Cultura
Romagnolo in gara al premio Strega con ”Aggiustare...
Romagnolo in gara al premio Strega con ”Aggiustare l’universo’, “Cinquina? ‘Ci spero”
La scrittrice, 'il riconoscimento è un gioco in forma di competizione, i romanzi sono tutti validi'
Dolore e rinascita. Sono queste le parole che hanno guidato la penna di Raffaella Romagnolo nella stesura del suo 'Aggiustare l'universo' pubblicato da Mondadori. Un romanzo, ambientato nell'ottobre del 1945, in cui si evoca il recente passato del nostro Paese segnato dai dolori della Seconda guerra mondiale, così come dalla speranza per un domani ricco di opportunità. Un romanzo, presentato da Lia Levi, premiato dalla giuria del premio Strega che ha inserito il libro della scrittrice piemontese nella dozzina di quest'anno. Per lei si tratta di un ritorno. E' la terza volta che Romagnolo partecipa all’ambito alloro letterario. Una consuetudine che, spiega l’autrice all’AdnKronos, rende più maturi e che lascia aperta ogni strada. Il passo successivo potrebbe essere la cinquina, lei ci spera? "Mentirei se dicessi di no. Ci spero, mi farebbe molto piacere che il libro potesse avere anche questa chance. Il premio Strega è come un faro acceso e per un autore questa è una grande soddisfazione", risponde infatti schietta.
"In realtà - racconta - sono già entrata nella dozzina nel 2016 con un romanzo che si intitola 'La figlia sbagliata'; nel 2019 ho partecipato al premio Strega Ragazze e Ragazzi con 'Respira con me'. La prima volta in cui sono stata in dozzina non ero proprio un esordiente ma ero all'inizio. Per questo è stata una sorpresa e un'emozione. Adesso arrivo a questo traguardo più consapevole dell'importanza del premio. Un fatto che aggiunge ulteriore emozione. Rispetto alle prime prove, sto vivendo con maggiore coinvolgimento la mia presenza al premio Strega. Cerco - dice- di non investire emotivamente troppo sull'eventuale traguardo finale godendomi i vari passaggi. Si tratta di un gioco in forma di competizione. Non ci può essere una vera gara tra i romanzi che, alla luce della selezione che è stata fatta, sono tutti validi”.

- [MATERIALI DELL'ESERCIZIO]:

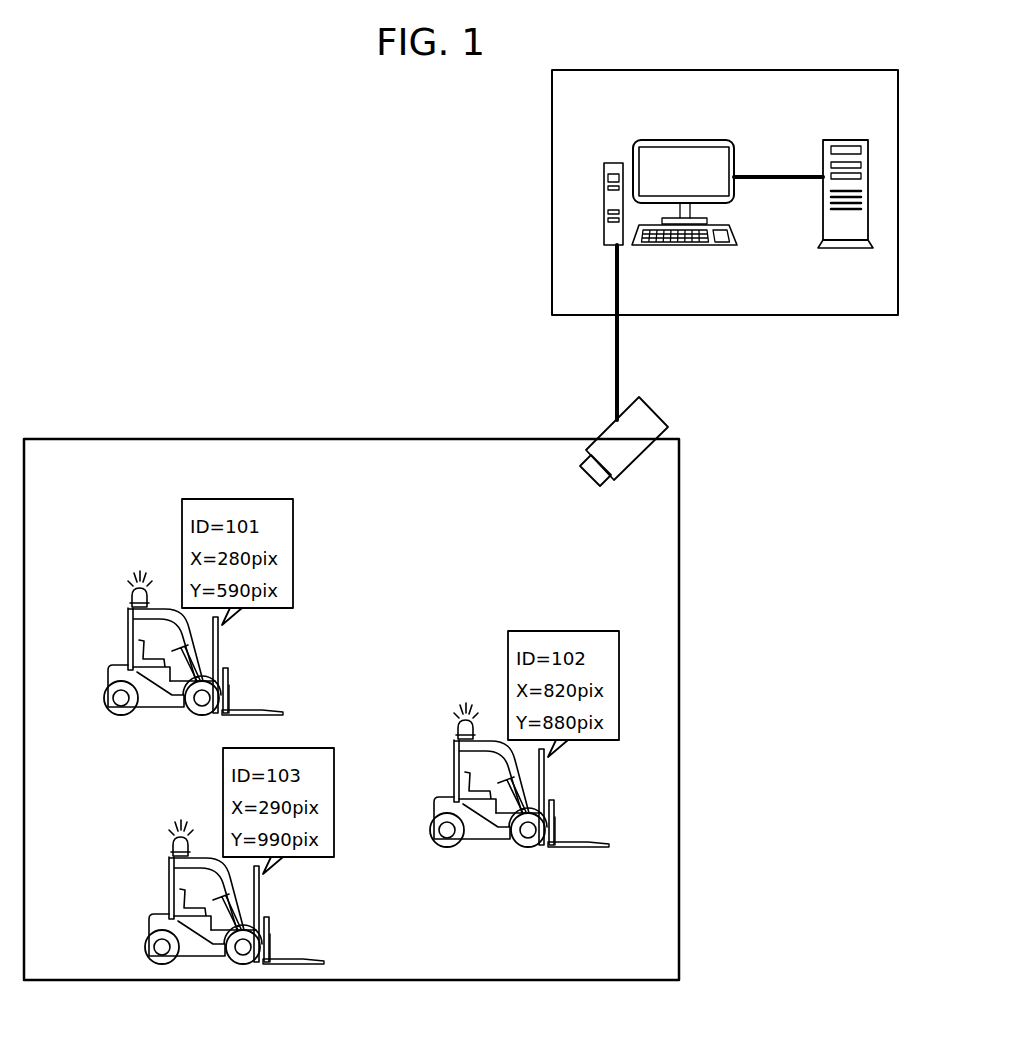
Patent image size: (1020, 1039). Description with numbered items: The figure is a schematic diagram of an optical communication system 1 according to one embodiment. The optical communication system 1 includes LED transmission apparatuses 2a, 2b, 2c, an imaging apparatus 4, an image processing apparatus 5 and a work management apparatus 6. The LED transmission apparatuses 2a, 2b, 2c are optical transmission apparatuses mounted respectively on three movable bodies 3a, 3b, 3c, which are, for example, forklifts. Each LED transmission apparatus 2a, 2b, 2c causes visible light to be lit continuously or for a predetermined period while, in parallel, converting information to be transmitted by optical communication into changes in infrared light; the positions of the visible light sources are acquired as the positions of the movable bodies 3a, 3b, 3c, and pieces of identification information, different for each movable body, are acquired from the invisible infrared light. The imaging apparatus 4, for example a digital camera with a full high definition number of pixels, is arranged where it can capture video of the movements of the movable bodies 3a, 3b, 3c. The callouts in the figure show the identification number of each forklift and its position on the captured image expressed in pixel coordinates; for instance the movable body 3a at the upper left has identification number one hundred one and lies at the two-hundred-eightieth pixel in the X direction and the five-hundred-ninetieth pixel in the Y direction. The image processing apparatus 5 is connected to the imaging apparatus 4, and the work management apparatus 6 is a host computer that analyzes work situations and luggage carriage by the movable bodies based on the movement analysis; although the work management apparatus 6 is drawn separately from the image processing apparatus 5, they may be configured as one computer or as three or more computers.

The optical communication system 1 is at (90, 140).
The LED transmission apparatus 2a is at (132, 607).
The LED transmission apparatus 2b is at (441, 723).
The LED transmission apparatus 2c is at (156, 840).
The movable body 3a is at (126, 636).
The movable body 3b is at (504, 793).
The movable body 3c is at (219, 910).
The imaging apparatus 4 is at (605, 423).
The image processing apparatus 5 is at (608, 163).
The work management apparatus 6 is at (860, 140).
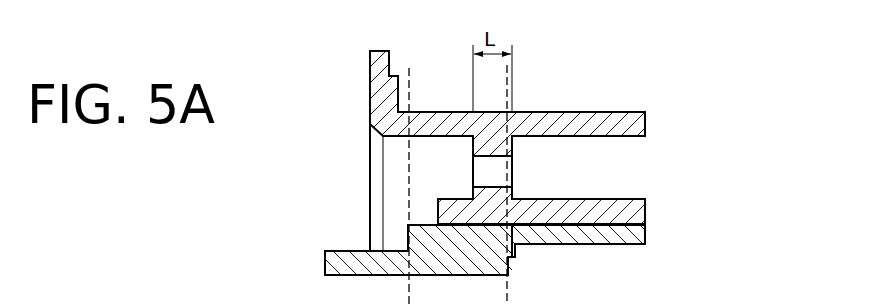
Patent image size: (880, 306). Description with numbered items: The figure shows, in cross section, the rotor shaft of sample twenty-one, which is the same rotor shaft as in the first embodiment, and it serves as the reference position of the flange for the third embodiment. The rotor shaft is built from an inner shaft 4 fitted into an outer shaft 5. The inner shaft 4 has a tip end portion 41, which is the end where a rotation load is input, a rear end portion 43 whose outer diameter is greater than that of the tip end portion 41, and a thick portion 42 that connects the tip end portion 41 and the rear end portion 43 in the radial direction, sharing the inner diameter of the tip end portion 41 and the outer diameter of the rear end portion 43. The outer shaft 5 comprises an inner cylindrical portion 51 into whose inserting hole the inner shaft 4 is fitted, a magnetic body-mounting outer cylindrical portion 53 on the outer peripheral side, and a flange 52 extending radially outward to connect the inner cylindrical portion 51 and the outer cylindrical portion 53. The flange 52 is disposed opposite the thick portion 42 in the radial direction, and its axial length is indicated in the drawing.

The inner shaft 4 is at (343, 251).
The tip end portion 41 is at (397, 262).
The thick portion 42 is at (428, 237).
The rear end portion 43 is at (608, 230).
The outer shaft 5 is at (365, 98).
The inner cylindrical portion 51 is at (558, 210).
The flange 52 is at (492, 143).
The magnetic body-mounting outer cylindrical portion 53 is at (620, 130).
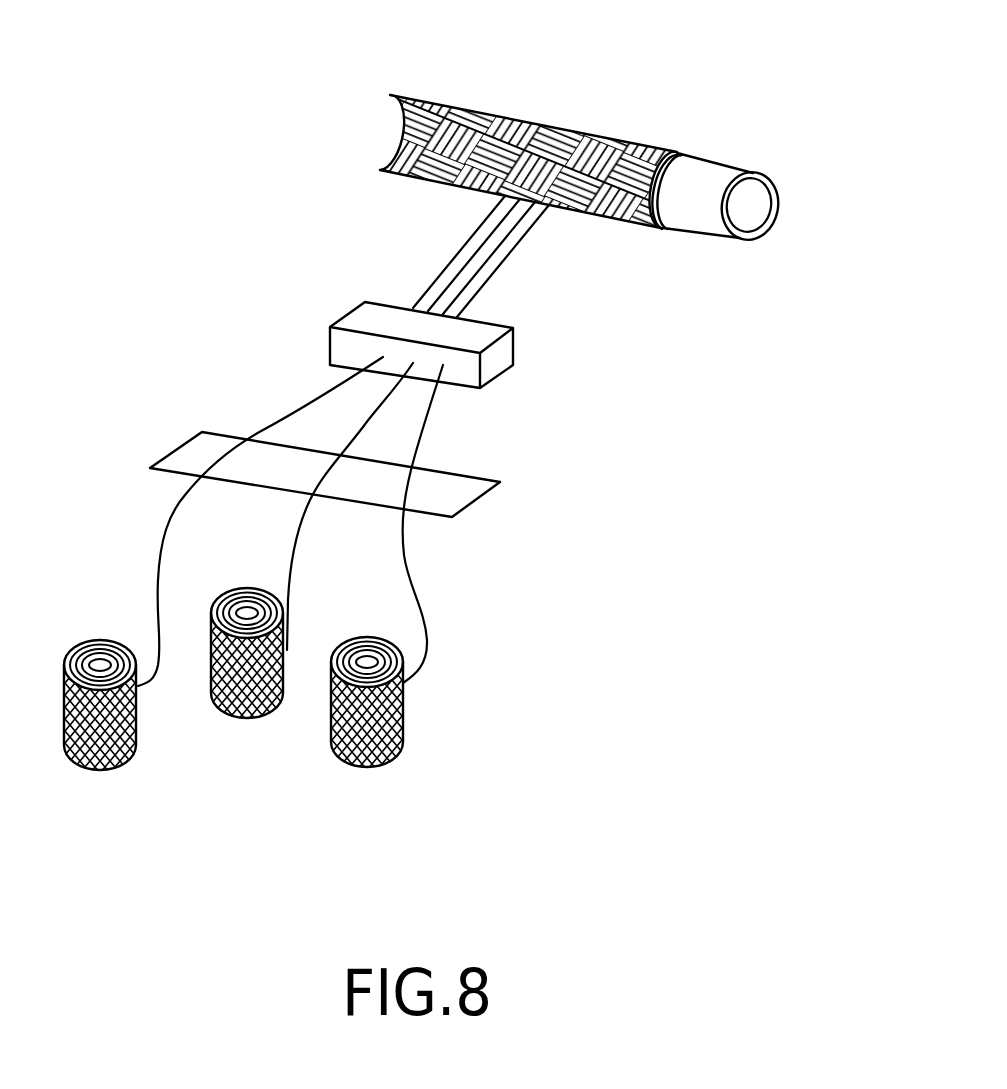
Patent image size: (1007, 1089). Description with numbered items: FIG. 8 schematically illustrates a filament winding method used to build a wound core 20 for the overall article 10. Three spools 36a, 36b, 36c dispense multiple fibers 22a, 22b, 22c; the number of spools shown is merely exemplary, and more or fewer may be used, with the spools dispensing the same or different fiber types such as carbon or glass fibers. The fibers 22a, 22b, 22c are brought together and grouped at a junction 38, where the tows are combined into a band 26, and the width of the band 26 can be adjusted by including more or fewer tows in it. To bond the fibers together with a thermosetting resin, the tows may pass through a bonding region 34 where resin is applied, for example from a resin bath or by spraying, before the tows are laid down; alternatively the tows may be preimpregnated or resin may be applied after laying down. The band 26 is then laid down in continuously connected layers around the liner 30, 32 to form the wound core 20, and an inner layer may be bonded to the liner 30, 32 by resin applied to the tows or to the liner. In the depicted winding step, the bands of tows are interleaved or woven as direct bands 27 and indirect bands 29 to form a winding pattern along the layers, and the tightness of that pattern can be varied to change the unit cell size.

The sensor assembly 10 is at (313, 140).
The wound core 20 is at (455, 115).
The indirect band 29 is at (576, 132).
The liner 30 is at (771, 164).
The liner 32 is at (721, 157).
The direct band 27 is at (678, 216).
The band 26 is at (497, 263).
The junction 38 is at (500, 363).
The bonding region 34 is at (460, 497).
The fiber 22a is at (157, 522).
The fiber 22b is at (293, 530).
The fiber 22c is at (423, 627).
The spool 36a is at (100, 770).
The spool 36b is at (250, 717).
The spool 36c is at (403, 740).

- [DA SVOLGERE]:
#1 Puoi inserire in una tabella Markdown con le colonne "N." e "Riga" le righe dei record che partono da quella contenente "Patent image size: (880, 306)." e arrivano fino a quella contenente "The inner shaft 4 is at (343, 251).", saltando le righe vuote?
#2 Come prosegue l'articolo su Raffaella Romagnolo in gara al premio Strega? Scrivine il seguito.

- [RISPOSTE ATTESE]:
#1
| N. | Riga |
|---|---|
| 1 | Patent image size: (880, 306). Description with numbered items: The figure shows, in cross section, the rotor shaft of sample twenty-one, which is the same rotor shaft as in the first embodiment, and it serves as the reference position of the flange for the third embodiment. The rotor shaft is built from an inner shaft 4 fitted into an outer shaft 5. The inner shaft 4 has a tip end portion 41, which is the end where a rotation load is input, a rear end portion 43 whose outer diameter is greater than that of the tip end portion 41, and a thick portion 42 that connects the tip end portion 41 and the rear end portion 43 in the radial direction, sharing the inner diameter of the tip end portion 41 and the outer diameter of the rear end portion 43. The outer shaft 5 comprises an inner cylindrical portion 51 into whose inserting hole the inner shaft 4 is fitted, a magnetic body-mounting outer cylindrical portion 53 on the outer peripheral side, and a flange 52 extending radially outward to connect the inner cylindrical portion 51 and the outer cylindrical portion 53. The flange 52 is disposed opposite the thick portion 42 in the radial direction, and its axial length is indicated in the drawing. |
| 2 | The inner shaft 4 is at (343, 251). |

#2
Allo stesso tempo, secondo la scrittrice, il riconoscimento “è una grande occasione di visibilità, una bella vetrina, in un panorama editoriale che produce 80mila titoli all'anno”. Un 'gioco' che quest'anno ha privilegiato, nella dozzina, la componente femminile. Le scrittrici in gara, infatti, sono sette mentre gli autori sono cinque. Un dato che si allinea ad una tendenza già in atto da qualche anno che ha visto lievitare il contributo offerto al premio dalle donne. Dopo la vittoria registrata nell'edizione passata da 'Come d'aria' di Ada D'Adamo, tutto lascia pensare che il riconoscimento sarà consegnato ancora una volta ad una scrittrice. “Credo che il premio Strega – riflette la scrittrice - riconosca lo spirito dei tempi e la realtà dei fatti. Per la narrativa i lettori in realtà sono in grandissima parte lettrici. Le donne che scrivono, per di più, spesso dominano le classifiche e quelle che scrivono narrativa di qualità sono sempre più numerose. In questo senso il premio Strega si dimostra al passo con i tempi”.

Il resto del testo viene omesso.